__Set task__
Copy every line, leaving nothing out and adding nothing.

_ _ _ _

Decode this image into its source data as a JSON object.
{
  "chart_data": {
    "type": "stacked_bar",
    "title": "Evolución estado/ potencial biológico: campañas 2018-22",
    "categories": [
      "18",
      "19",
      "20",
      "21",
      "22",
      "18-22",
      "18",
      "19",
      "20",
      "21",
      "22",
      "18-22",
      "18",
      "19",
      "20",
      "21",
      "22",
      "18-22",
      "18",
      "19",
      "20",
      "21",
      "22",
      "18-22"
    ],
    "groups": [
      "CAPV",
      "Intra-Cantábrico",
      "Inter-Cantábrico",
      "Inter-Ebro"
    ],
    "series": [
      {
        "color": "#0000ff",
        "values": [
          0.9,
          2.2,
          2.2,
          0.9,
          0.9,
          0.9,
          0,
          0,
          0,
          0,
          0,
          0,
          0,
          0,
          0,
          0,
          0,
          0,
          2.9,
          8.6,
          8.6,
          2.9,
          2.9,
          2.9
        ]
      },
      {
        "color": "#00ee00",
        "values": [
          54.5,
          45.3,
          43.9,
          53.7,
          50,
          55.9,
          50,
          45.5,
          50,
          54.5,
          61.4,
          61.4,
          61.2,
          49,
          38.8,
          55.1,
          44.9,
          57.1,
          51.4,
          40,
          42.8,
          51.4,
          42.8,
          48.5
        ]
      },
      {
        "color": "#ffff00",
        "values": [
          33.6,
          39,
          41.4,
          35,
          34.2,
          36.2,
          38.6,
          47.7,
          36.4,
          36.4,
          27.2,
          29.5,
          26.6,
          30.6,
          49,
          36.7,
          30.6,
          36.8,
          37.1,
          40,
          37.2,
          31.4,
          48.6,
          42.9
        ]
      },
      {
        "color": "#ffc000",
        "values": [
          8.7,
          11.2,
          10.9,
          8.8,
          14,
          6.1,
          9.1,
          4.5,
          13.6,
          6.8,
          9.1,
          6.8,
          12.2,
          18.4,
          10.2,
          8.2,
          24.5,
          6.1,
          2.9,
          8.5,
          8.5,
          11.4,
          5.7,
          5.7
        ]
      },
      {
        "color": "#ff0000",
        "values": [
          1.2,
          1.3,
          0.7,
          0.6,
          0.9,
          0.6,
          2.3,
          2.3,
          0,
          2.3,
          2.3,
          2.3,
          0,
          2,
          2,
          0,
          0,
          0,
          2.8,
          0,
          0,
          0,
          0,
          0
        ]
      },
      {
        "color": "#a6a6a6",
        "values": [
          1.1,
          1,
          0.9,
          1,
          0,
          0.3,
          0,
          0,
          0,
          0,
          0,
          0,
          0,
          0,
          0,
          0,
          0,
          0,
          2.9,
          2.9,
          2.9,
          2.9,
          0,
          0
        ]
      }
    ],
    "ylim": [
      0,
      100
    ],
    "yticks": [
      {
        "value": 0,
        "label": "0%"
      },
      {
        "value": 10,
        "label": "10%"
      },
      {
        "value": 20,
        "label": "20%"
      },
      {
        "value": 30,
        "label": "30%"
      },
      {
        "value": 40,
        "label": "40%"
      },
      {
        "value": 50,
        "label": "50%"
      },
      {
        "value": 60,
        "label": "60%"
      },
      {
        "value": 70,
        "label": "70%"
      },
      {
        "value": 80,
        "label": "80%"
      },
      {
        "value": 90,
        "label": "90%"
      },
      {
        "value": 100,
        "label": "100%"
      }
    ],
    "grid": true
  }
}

_ _ _ _

__Final result__
Decode this image into its source data as a JSON object.
{
  "chart_data": {
    "type": "stacked_bar",
    "title": "Evolución estado/ potencial biológico: campañas 2018-22",
    "categories": [
      "18",
      "19",
      "20",
      "21",
      "22",
      "18-22",
      "18",
      "19",
      "20",
      "21",
      "22",
      "18-22",
      "18",
      "19",
      "20",
      "21",
      "22",
      "18-22",
      "18",
      "19",
      "20",
      "21",
      "22",
      "18-22"
    ],
    "groups": [
      "CAPV",
      "Intra-Cantábrico",
      "Inter-Cantábrico",
      "Inter-Ebro"
    ],
    "series": [
      {
        "color": "#0000ff",
        "values": [
          0.9,
          2.2,
          2.2,
          0.9,
          0.9,
          0.9,
          0,
          0,
          0,
          0,
          0,
          0,
          0,
          0,
          0,
          0,
          0,
          0,
          2.9,
          8.6,
          8.6,
          2.9,
          2.9,
          2.9
        ]
      },
      {
        "color": "#00ee00",
        "values": [
          54.5,
          45.3,
          43.9,
          53.7,
          50,
          55.9,
          50,
          45.5,
          50,
          54.5,
          61.4,
          61.4,
          61.2,
          49,
          38.8,
          55.1,
          44.9,
          57.1,
          51.4,
          40,
          42.8,
          51.4,
          42.8,
          48.5
        ]
      },
      {
        "color": "#ffff00",
        "values": [
          33.6,
          39,
          41.4,
          35,
          34.2,
          36.2,
          38.6,
          47.7,
          36.4,
          36.4,
          27.2,
          29.5,
          26.6,
          30.6,
          49,
          36.7,
          30.6,
          36.8,
          37.1,
          40,
          37.2,
          31.4,
          48.6,
          42.9
        ]
      },
      {
        "color": "#ffc000",
        "values": [
          8.7,
          11.2,
          10.9,
          8.8,
          14,
          6.1,
          9.1,
          4.5,
          13.6,
          6.8,
          9.1,
          6.8,
          12.2,
          18.4,
          10.2,
          8.2,
          24.5,
          6.1,
          2.9,
          8.5,
          8.5,
          11.4,
          5.7,
          5.7
        ]
      },
      {
        "color": "#ff0000",
        "values": [
          1.2,
          1.3,
          0.7,
          0.6,
          0.9,
          0.6,
          2.3,
          2.3,
          0,
          2.3,
          2.3,
          2.3,
          0,
          2,
          2,
          0,
          0,
          0,
          2.8,
          0,
          0,
          0,
          0,
          0
        ]
      },
      {
        "color": "#a6a6a6",
        "values": [
          1.1,
          1,
          0.9,
          1,
          0,
          0.3,
          0,
          0,
          0,
          0,
          0,
          0,
          0,
          0,
          0,
          0,
          0,
          0,
          2.9,
          2.9,
          2.9,
          2.9,
          0,
          0
        ]
      }
    ],
    "ylim": [
      0,
      100
    ],
    "yticks": [
      {
        "value": 0,
        "label": "0%"
      },
      {
        "value": 10,
        "label": "10%"
      },
      {
        "value": 20,
        "label": "20%"
      },
      {
        "value": 30,
        "label": "30%"
      },
      {
        "value": 40,
        "label": "40%"
      },
      {
        "value": 50,
        "label": "50%"
      },
      {
        "value": 60,
        "label": "60%"
      },
      {
        "value": 70,
        "label": "70%"
      },
      {
        "value": 80,
        "label": "80%"
      },
      {
        "value": 90,
        "label": "90%"
      },
      {
        "value": 100,
        "label": "100%"
      }
    ],
    "grid": true
  }
}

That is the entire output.